### PROVIDED DATA
☆ ☆ ☆ ☆ ☆ ☆ ☆

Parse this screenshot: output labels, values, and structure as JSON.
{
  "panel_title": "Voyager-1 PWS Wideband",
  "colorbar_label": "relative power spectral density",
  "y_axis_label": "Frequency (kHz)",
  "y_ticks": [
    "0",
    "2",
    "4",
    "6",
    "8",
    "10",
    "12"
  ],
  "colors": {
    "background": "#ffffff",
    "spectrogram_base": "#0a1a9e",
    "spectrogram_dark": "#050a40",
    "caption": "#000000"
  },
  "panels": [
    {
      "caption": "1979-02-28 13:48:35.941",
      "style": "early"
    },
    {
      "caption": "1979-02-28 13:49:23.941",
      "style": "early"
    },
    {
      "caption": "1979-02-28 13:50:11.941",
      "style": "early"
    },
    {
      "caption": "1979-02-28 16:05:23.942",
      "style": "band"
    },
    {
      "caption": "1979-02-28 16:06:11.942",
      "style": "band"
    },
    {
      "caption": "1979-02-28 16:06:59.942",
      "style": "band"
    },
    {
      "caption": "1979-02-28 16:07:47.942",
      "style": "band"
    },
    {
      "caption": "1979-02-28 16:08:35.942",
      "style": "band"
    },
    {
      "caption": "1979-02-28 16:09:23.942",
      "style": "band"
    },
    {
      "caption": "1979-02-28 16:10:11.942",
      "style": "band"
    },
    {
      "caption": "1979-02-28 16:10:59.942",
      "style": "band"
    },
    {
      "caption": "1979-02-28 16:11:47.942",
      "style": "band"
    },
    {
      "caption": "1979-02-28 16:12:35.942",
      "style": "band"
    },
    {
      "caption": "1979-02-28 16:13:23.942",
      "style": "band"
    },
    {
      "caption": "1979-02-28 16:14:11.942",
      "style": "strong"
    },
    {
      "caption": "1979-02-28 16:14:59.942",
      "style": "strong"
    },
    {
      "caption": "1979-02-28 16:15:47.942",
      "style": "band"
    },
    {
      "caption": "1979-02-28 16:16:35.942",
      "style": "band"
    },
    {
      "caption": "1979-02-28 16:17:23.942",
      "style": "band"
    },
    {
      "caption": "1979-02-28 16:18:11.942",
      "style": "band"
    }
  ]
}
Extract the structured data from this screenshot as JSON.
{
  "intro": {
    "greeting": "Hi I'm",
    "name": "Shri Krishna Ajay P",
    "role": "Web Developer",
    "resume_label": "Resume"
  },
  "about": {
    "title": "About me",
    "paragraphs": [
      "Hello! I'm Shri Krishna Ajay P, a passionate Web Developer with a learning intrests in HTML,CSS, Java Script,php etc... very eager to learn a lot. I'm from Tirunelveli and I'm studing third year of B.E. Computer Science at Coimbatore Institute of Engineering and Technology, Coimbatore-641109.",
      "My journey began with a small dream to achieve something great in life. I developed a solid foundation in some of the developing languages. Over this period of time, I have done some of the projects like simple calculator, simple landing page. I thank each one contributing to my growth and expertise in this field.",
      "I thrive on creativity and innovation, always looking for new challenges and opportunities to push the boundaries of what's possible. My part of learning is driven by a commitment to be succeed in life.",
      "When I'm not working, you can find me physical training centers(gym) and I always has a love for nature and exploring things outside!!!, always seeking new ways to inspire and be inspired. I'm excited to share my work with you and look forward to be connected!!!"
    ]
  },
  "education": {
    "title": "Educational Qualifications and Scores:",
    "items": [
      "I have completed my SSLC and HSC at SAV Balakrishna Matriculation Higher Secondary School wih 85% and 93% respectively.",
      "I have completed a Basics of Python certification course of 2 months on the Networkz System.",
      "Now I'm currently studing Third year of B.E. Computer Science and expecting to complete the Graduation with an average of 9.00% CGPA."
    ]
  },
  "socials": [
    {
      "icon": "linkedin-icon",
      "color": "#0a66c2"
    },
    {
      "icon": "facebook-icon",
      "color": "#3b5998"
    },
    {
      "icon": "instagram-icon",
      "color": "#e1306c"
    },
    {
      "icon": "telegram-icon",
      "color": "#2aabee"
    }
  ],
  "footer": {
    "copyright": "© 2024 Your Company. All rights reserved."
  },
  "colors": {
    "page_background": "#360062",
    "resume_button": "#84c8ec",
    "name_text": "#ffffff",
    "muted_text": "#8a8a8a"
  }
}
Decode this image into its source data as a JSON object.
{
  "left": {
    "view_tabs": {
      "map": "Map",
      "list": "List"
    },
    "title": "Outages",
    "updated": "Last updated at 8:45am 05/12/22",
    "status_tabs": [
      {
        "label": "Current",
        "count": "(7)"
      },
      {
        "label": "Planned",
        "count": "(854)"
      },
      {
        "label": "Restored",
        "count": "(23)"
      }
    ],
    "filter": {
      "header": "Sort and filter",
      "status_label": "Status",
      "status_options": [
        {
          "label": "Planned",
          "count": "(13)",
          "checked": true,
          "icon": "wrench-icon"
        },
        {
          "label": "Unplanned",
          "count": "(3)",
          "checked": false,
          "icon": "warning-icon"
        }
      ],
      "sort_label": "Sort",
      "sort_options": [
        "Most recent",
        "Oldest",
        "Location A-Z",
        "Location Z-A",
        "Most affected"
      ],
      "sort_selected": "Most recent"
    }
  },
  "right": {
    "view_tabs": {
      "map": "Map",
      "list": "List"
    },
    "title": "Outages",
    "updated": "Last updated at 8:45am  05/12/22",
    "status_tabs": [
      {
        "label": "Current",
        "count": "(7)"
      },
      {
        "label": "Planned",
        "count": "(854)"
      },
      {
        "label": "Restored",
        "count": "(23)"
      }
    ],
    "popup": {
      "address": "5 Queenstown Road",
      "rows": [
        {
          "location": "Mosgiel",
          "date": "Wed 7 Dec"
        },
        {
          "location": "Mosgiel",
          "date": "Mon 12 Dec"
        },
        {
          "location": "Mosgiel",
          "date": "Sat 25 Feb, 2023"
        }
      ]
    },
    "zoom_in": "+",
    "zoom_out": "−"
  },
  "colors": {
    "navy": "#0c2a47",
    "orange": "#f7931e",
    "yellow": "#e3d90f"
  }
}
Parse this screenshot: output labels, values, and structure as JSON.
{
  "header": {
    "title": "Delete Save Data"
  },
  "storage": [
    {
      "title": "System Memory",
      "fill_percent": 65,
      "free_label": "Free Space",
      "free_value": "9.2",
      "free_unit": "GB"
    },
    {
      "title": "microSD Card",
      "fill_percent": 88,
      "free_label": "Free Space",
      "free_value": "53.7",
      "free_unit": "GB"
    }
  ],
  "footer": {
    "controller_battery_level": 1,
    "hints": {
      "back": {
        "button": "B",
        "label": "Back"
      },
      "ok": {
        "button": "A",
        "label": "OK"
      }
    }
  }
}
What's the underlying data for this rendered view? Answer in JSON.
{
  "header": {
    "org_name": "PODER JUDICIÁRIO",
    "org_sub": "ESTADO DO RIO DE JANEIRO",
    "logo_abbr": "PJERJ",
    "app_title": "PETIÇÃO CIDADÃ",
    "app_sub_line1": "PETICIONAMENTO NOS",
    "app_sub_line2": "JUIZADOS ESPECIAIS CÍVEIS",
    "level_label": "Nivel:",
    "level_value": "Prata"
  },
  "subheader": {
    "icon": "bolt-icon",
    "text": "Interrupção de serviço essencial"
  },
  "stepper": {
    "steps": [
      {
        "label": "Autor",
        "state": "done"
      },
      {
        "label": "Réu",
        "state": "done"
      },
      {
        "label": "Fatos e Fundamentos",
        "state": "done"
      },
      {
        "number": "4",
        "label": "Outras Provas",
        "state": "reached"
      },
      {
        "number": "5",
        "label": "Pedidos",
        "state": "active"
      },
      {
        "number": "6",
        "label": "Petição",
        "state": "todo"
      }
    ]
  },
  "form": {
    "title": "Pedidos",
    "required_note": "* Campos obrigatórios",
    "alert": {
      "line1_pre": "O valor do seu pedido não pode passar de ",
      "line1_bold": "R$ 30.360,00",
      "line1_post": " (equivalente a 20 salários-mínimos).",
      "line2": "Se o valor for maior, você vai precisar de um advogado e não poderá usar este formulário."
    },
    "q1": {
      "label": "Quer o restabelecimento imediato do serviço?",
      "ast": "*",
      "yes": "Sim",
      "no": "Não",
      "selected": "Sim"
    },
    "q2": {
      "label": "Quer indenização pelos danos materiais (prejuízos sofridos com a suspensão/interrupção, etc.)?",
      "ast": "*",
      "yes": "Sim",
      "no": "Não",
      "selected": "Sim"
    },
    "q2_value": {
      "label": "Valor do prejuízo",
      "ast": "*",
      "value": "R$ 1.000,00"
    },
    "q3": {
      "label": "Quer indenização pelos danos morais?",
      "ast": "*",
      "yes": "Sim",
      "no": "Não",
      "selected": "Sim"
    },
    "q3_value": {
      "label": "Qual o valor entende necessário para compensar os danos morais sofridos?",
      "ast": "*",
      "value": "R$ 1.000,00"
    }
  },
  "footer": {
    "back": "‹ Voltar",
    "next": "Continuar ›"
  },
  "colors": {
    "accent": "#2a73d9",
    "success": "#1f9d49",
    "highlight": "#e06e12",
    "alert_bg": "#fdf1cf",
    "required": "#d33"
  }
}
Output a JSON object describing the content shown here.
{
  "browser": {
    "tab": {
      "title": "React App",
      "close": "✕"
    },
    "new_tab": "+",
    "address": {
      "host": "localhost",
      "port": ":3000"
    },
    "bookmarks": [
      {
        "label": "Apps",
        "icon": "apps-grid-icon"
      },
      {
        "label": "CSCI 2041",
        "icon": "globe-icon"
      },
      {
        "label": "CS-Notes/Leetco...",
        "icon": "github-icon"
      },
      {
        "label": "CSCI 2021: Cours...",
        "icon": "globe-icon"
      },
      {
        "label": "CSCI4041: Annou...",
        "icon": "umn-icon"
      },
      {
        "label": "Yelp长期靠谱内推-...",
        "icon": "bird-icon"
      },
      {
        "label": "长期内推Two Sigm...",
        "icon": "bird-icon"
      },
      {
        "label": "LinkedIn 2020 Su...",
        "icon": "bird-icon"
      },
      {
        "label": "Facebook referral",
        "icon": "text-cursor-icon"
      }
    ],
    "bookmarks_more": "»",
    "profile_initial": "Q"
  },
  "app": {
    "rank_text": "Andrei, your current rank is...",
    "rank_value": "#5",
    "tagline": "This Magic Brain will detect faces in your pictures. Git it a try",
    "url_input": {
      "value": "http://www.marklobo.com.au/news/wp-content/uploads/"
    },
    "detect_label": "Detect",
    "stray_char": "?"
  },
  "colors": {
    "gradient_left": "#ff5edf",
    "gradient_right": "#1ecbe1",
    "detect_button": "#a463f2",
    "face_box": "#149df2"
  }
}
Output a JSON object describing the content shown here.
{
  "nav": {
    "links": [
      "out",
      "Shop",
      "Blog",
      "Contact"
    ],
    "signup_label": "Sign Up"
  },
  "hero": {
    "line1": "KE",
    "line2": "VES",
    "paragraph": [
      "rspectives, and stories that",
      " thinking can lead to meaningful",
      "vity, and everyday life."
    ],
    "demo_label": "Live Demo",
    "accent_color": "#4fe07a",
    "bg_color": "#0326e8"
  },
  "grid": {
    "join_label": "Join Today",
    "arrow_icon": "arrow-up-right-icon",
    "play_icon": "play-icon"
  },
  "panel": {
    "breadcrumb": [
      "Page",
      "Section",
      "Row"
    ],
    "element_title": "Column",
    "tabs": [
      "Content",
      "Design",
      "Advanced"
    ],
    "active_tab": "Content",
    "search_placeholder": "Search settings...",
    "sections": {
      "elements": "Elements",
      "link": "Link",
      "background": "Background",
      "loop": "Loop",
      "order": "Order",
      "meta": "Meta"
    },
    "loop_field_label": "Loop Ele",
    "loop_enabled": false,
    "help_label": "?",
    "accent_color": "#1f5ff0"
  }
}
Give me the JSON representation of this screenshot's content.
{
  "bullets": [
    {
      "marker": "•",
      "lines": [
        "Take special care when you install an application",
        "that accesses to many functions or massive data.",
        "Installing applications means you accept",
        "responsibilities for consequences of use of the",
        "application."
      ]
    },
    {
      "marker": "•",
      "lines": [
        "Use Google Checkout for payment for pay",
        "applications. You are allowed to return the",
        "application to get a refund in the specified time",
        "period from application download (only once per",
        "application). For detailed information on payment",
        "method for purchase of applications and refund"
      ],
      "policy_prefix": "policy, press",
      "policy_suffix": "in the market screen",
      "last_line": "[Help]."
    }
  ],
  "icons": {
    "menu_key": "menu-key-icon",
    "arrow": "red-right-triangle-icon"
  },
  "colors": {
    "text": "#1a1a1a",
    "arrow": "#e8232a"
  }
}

☆ ☆ ☆ ☆ ☆ ☆ ☆

### WORK TO COMPLETE
Look over the listing. Pull out every line with the string "learning" in it.

### RESULT OF THE EXERCISE
      "Hello! I'm Shri Krishna Ajay P, a passionate Web Developer with a learning intrests in HTML,CSS, Java Script,php etc... very eager to learn a lot. I'm from Tirunelveli and I'm studing third year of B.E. Computer Science at Coimbatore Institute of Engineering and Technology, Coimbatore-641109.",
      "I thrive on creativity and innovation, always looking for new challenges and opportunities to push the boundaries of what's possible. My part of learning is driven by a commitment to be succeed in life.",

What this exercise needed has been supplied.